## Requirement
Output the lines that follow exactly as they are.

# # # # # # #

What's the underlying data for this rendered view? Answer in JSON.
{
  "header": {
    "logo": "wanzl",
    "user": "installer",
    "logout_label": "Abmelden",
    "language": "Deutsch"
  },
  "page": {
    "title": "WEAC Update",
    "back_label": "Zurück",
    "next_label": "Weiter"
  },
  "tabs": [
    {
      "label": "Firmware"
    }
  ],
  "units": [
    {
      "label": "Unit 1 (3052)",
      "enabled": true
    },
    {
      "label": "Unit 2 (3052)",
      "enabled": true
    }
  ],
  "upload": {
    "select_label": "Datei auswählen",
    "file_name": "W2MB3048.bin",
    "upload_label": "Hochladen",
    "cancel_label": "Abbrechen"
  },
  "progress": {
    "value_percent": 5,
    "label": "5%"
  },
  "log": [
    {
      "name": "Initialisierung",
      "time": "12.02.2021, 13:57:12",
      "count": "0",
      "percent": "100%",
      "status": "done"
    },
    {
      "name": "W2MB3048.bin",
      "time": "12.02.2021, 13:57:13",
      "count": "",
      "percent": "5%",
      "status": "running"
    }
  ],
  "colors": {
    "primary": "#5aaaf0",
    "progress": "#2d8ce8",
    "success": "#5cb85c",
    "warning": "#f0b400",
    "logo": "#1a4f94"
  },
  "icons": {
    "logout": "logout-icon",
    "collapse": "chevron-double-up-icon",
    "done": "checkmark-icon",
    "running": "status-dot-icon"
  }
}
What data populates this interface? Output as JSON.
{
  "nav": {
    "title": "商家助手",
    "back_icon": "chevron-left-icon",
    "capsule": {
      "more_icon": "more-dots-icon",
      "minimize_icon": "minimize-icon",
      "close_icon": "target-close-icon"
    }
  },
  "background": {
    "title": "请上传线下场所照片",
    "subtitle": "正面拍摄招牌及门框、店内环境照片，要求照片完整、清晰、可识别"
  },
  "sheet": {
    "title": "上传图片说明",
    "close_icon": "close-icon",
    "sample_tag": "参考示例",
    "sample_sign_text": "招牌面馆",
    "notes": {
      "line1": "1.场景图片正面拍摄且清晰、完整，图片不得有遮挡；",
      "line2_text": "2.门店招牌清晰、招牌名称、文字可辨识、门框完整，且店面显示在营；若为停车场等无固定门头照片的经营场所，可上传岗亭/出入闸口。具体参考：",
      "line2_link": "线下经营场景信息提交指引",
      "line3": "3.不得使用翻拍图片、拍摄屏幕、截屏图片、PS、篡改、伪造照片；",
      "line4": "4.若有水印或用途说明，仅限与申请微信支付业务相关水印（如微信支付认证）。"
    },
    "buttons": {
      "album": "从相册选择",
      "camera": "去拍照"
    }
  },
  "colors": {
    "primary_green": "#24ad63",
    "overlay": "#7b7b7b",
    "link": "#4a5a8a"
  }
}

# # # # # # #

## The response
What's the underlying data for this rendered view? Answer in JSON.
{
  "header": {
    "logo": "wanzl",
    "user": "installer",
    "logout_label": "Abmelden",
    "language": "Deutsch"
  },
  "page": {
    "title": "WEAC Update",
    "back_label": "Zurück",
    "next_label": "Weiter"
  },
  "tabs": [
    {
      "label": "Firmware"
    }
  ],
  "units": [
    {
      "label": "Unit 1 (3052)",
      "enabled": true
    },
    {
      "label": "Unit 2 (3052)",
      "enabled": true
    }
  ],
  "upload": {
    "select_label": "Datei auswählen",
    "file_name": "W2MB3048.bin",
    "upload_label": "Hochladen",
    "cancel_label": "Abbrechen"
  },
  "progress": {
    "value_percent": 5,
    "label": "5%"
  },
  "log": [
    {
      "name": "Initialisierung",
      "time": "12.02.2021, 13:57:12",
      "count": "0",
      "percent": "100%",
      "status": "done"
    },
    {
      "name": "W2MB3048.bin",
      "time": "12.02.2021, 13:57:13",
      "count": "",
      "percent": "5%",
      "status": "running"
    }
  ],
  "colors": {
    "primary": "#5aaaf0",
    "progress": "#2d8ce8",
    "success": "#5cb85c",
    "warning": "#f0b400",
    "logo": "#1a4f94"
  },
  "icons": {
    "logout": "logout-icon",
    "collapse": "chevron-double-up-icon",
    "done": "checkmark-icon",
    "running": "status-dot-icon"
  }
}
What data populates this interface? Output as JSON.
{
  "nav": {
    "title": "商家助手",
    "back_icon": "chevron-left-icon",
    "capsule": {
      "more_icon": "more-dots-icon",
      "minimize_icon": "minimize-icon",
      "close_icon": "target-close-icon"
    }
  },
  "background": {
    "title": "请上传线下场所照片",
    "subtitle": "正面拍摄招牌及门框、店内环境照片，要求照片完整、清晰、可识别"
  },
  "sheet": {
    "title": "上传图片说明",
    "close_icon": "close-icon",
    "sample_tag": "参考示例",
    "sample_sign_text": "招牌面馆",
    "notes": {
      "line1": "1.场景图片正面拍摄且清晰、完整，图片不得有遮挡；",
      "line2_text": "2.门店招牌清晰、招牌名称、文字可辨识、门框完整，且店面显示在营；若为停车场等无固定门头照片的经营场所，可上传岗亭/出入闸口。具体参考：",
      "line2_link": "线下经营场景信息提交指引",
      "line3": "3.不得使用翻拍图片、拍摄屏幕、截屏图片、PS、篡改、伪造照片；",
      "line4": "4.若有水印或用途说明，仅限与申请微信支付业务相关水印（如微信支付认证）。"
    },
    "buttons": {
      "album": "从相册选择",
      "camera": "去拍照"
    }
  },
  "colors": {
    "primary_green": "#24ad63",
    "overlay": "#7b7b7b",
    "link": "#4a5a8a"
  }
}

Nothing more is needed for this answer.